== EXERCISE DIRECTIONS ==
Here are records with pictures in them. Copy all of them exactly and leave the pictures out.

== Recorded data ==
[Start]

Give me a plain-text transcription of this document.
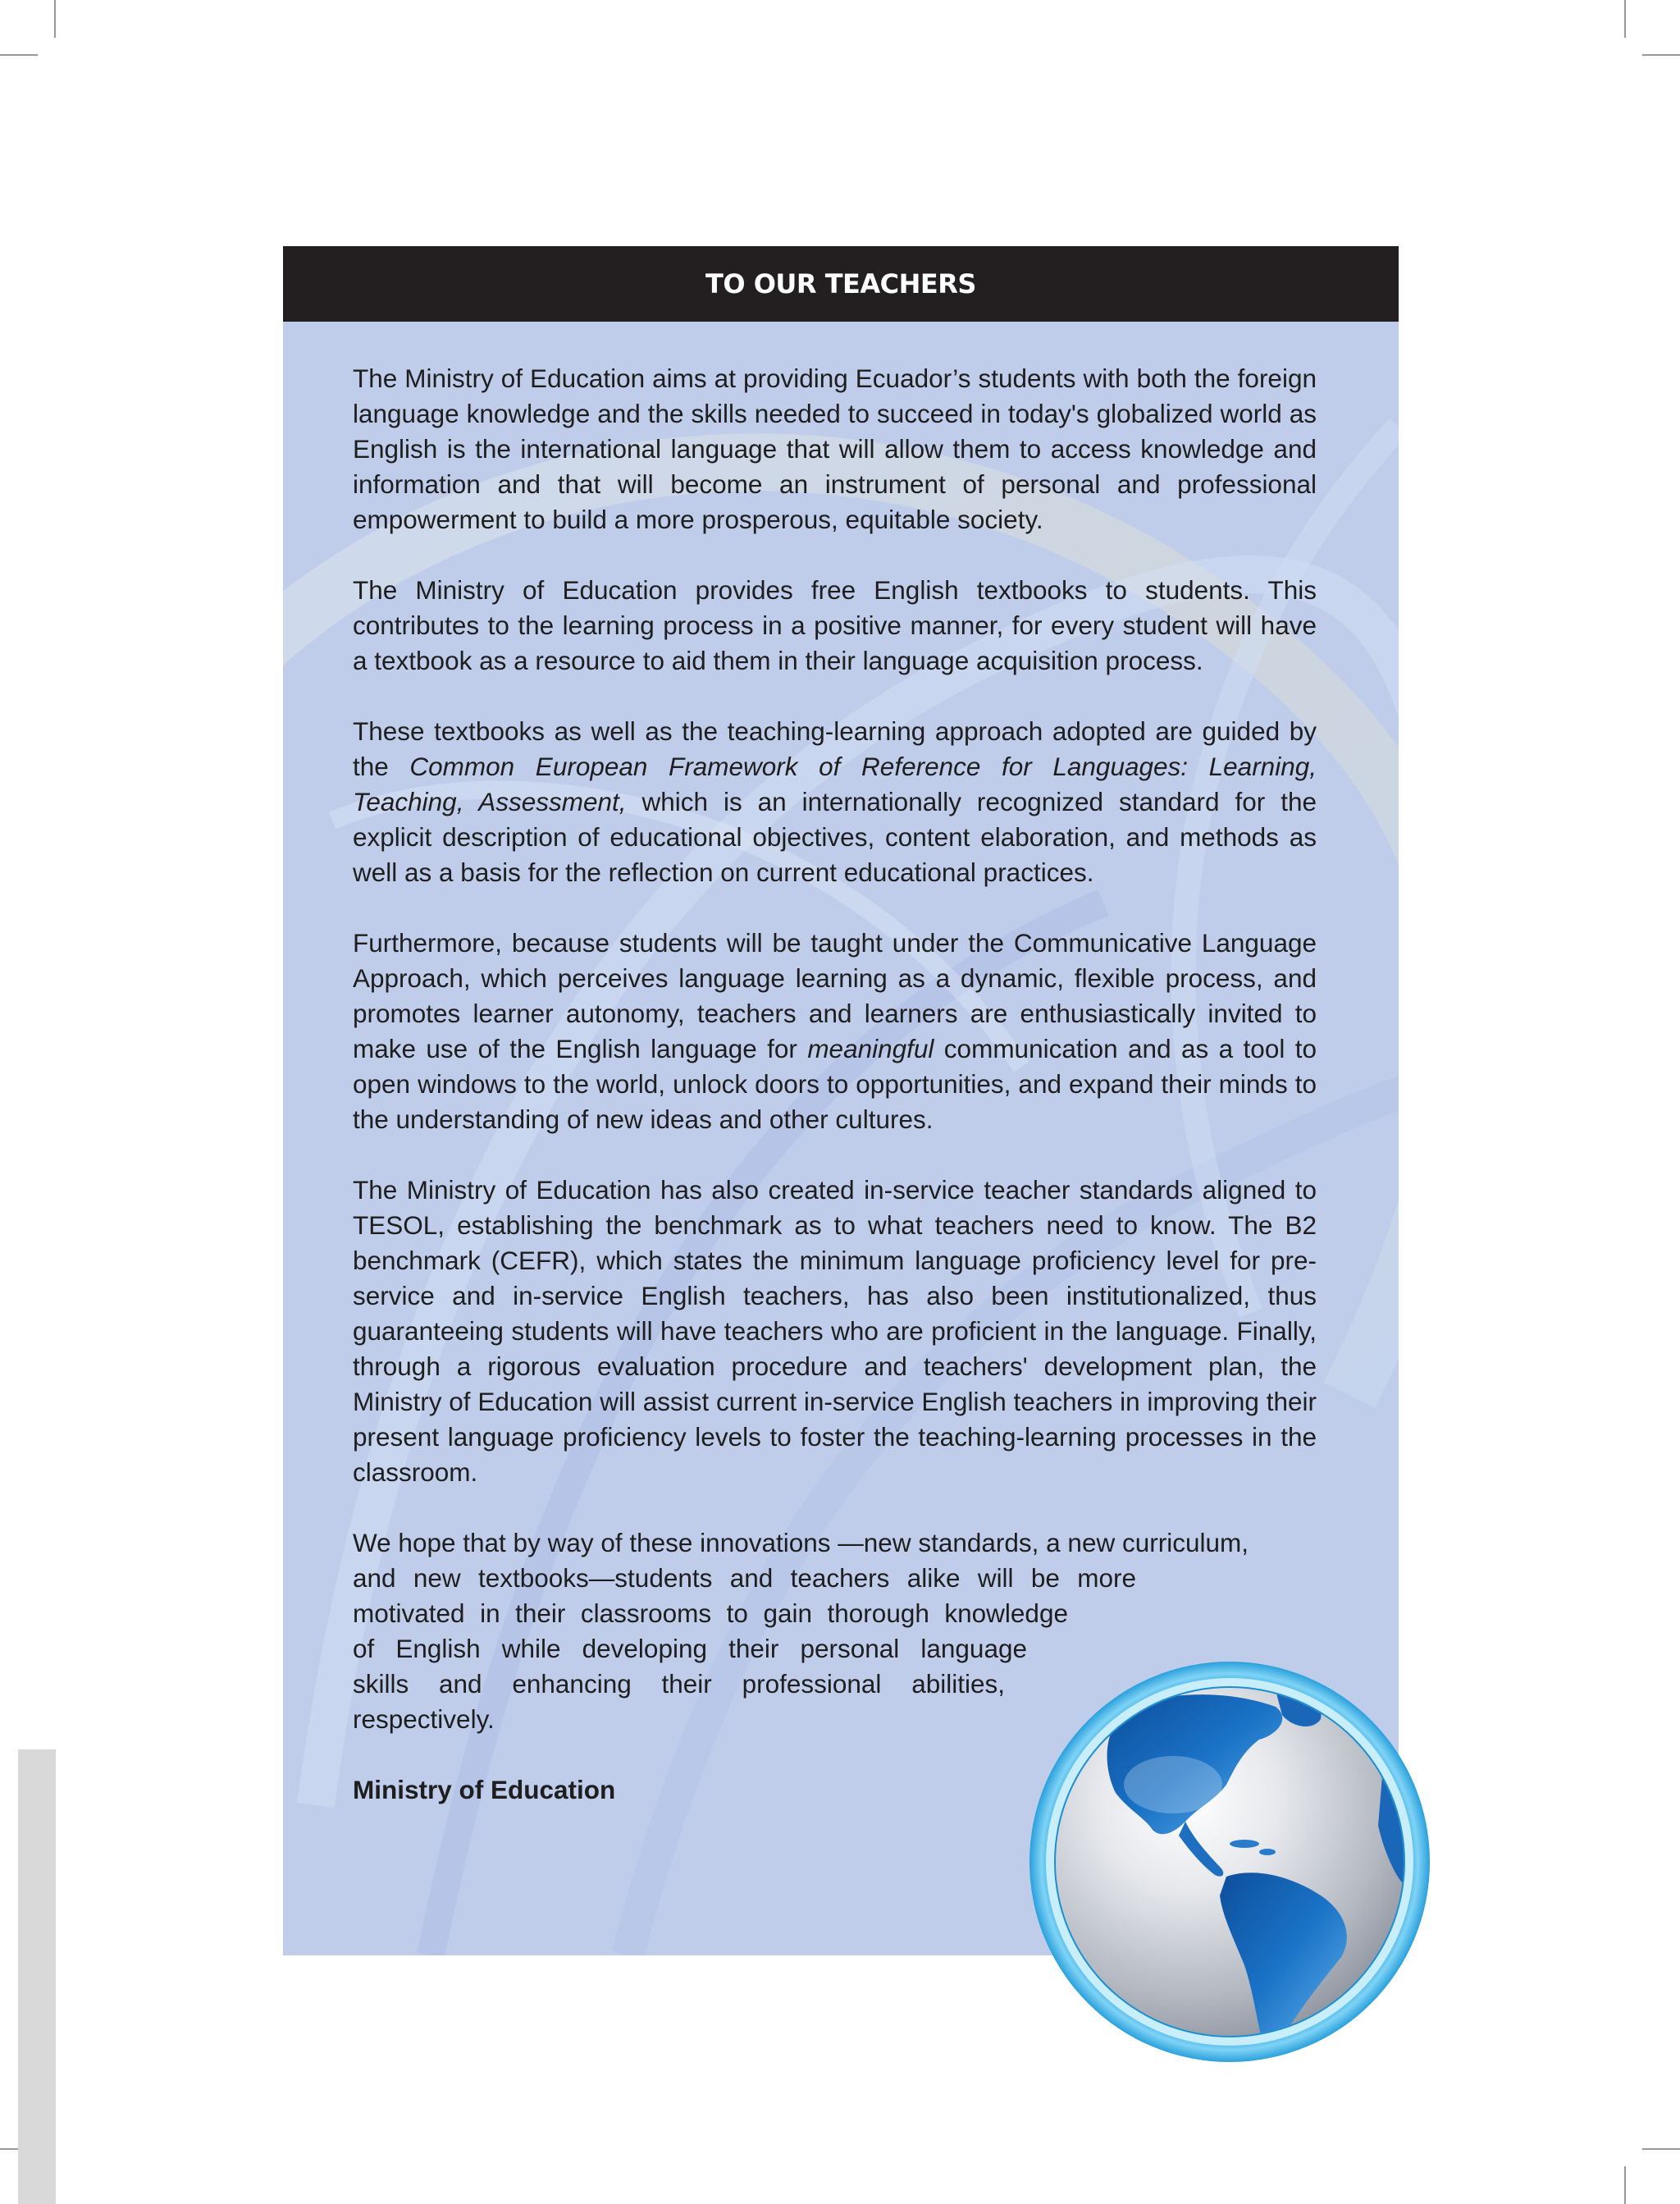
TO OUR TEACHERS

The Ministry of Education aims at providing Ecuador’s students with both the foreign language knowledge and the skills needed to succeed in today's globalized world as English is the international language that will allow them to access knowledge and information and that will become an instrument of personal and professional empowerment to build a more prosperous, equitable society.

The Ministry of Education provides free English textbooks to students. This contributes to the learning process in a positive manner, for every student will have a textbook as a resource to aid them in their language acquisition process.

These textbooks as well as the teaching-learning approach adopted are guided by the Common European Framework of Reference for Languages: Learning, Teaching, Assessment, which is an internationally recognized standard for the explicit description of educational objectives, content elaboration, and methods as well as a basis for the reflection on current educational practices.

Furthermore, because students will be taught under the Communicative Language Approach, which perceives language learning as a dynamic, flexible process, and promotes learner autonomy, teachers and learners are enthusiastically invited to make use of the English language for meaningful communication and as a tool to open windows to the world, unlock doors to opportunities, and expand their minds to the understanding of new ideas and other cultures.

The Ministry of Education has also created in-service teacher standards aligned to TESOL, establishing the benchmark as to what teachers need to know. The B2 benchmark (CEFR), which states the minimum language proficiency level for pre-service and in-service English teachers, has also been institutionalized, thus guaranteeing students will have teachers who are proficient in the language. Finally, through a rigorous evaluation procedure and teachers' development plan, the Ministry of Education will assist current in-service English teachers in improving their present language proficiency levels to foster the teaching-learning processes in the classroom.

We hope that by way of these innovations —new standards, a new curriculum,
and new textbooks—students and teachers alike will be more
motivated in their classrooms to gain thorough knowledge
of English while developing their personal language
skills and enhancing their professional abilities,
respectively.

Ministry of Education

[End]

== EXPECTED ANSWER ==
Give me a plain-text transcription of this document.
TO OUR TEACHERS

The Ministry of Education aims at providing Ecuador’s students with both the foreign language knowledge and the skills needed to succeed in today's globalized world as English is the international language that will allow them to access knowledge and information and that will become an instrument of personal and professional empowerment to build a more prosperous, equitable society.

The Ministry of Education provides free English textbooks to students. This contributes to the learning process in a positive manner, for every student will have a textbook as a resource to aid them in their language acquisition process.

These textbooks as well as the teaching-learning approach adopted are guided by the Common European Framework of Reference for Languages: Learning, Teaching, Assessment, which is an internationally recognized standard for the explicit description of educational objectives, content elaboration, and methods as well as a basis for the reflection on current educational practices.

Furthermore, because students will be taught under the Communicative Language Approach, which perceives language learning as a dynamic, flexible process, and promotes learner autonomy, teachers and learners are enthusiastically invited to make use of the English language for meaningful communication and as a tool to open windows to the world, unlock doors to opportunities, and expand their minds to the understanding of new ideas and other cultures.

The Ministry of Education has also created in-service teacher standards aligned to TESOL, establishing the benchmark as to what teachers need to know. The B2 benchmark (CEFR), which states the minimum language proficiency level for pre-service and in-service English teachers, has also been institutionalized, thus guaranteeing students will have teachers who are proficient in the language. Finally, through a rigorous evaluation procedure and teachers' development plan, the Ministry of Education will assist current in-service English teachers in improving their present language proficiency levels to foster the teaching-learning processes in the classroom.

We hope that by way of these innovations —new standards, a new curriculum,
and new textbooks—students and teachers alike will be more
motivated in their classrooms to gain thorough knowledge
of English while developing their personal language
skills and enhancing their professional abilities,
respectively.

Ministry of Education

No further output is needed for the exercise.